#### GIVEN PROBLEM:
Every line that includes the word "للفكر" is to be listed.

#### THE RECORDS:
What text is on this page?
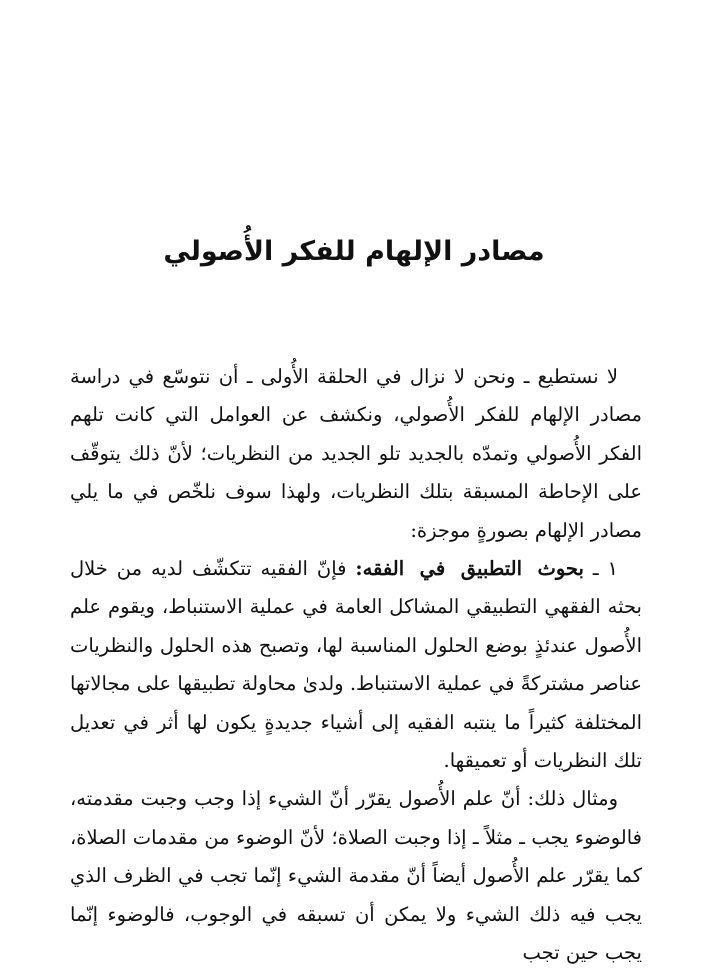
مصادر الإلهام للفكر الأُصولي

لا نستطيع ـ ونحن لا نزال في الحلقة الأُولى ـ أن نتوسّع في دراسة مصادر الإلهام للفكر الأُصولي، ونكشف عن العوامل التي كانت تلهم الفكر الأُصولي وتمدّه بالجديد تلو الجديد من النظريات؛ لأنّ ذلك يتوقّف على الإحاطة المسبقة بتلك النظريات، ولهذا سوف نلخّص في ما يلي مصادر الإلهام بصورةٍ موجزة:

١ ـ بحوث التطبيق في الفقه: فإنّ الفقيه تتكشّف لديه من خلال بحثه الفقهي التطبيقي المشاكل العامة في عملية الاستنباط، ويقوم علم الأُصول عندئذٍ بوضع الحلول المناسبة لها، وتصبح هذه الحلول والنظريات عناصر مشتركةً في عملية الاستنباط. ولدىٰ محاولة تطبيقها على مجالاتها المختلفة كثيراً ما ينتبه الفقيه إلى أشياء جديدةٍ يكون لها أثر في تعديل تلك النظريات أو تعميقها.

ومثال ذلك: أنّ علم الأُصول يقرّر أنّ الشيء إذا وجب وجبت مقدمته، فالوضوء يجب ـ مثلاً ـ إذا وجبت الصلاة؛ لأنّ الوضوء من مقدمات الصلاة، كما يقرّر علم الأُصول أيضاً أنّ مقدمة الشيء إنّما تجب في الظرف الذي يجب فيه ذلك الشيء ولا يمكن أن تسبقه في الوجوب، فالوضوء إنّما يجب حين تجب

---

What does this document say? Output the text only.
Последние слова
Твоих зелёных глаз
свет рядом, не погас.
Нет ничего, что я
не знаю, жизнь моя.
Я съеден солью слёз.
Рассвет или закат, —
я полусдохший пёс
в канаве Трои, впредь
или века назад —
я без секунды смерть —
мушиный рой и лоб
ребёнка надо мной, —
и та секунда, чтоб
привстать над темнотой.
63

#### IN RESPONSE:
مصادر الإلهام للفكر الأُصولي
لا نستطيع ـ ونحن لا نزال في الحلقة الأُولى ـ أن نتوسّع في دراسة مصادر الإلهام للفكر الأُصولي، ونكشف عن العوامل التي كانت تلهم الفكر الأُصولي وتمدّه بالجديد تلو الجديد من النظريات؛ لأنّ ذلك يتوقّف على الإحاطة المسبقة بتلك النظريات، ولهذا سوف نلخّص في ما يلي مصادر الإلهام بصورةٍ موجزة:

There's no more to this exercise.